Your goal: Work through the entries below and report how many lines include "Βουλή". The number alone is the answer.

Material:
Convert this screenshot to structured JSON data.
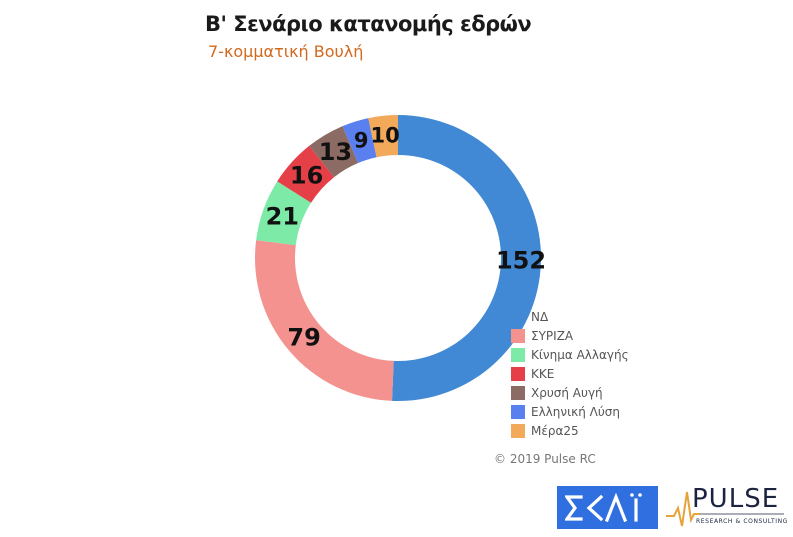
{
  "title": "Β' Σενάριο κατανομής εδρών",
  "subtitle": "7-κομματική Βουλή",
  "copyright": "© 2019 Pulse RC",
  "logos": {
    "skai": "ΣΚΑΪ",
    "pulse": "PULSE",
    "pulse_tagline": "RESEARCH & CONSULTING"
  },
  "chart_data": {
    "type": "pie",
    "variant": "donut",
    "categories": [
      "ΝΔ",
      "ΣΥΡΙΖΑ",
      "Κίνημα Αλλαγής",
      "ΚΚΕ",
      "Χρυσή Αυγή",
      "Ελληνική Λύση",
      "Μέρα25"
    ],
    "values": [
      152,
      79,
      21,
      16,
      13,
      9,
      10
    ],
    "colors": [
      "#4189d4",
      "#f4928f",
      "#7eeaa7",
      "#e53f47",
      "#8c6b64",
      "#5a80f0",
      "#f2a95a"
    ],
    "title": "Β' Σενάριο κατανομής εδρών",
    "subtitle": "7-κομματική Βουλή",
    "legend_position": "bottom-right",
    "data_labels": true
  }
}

The answer: 2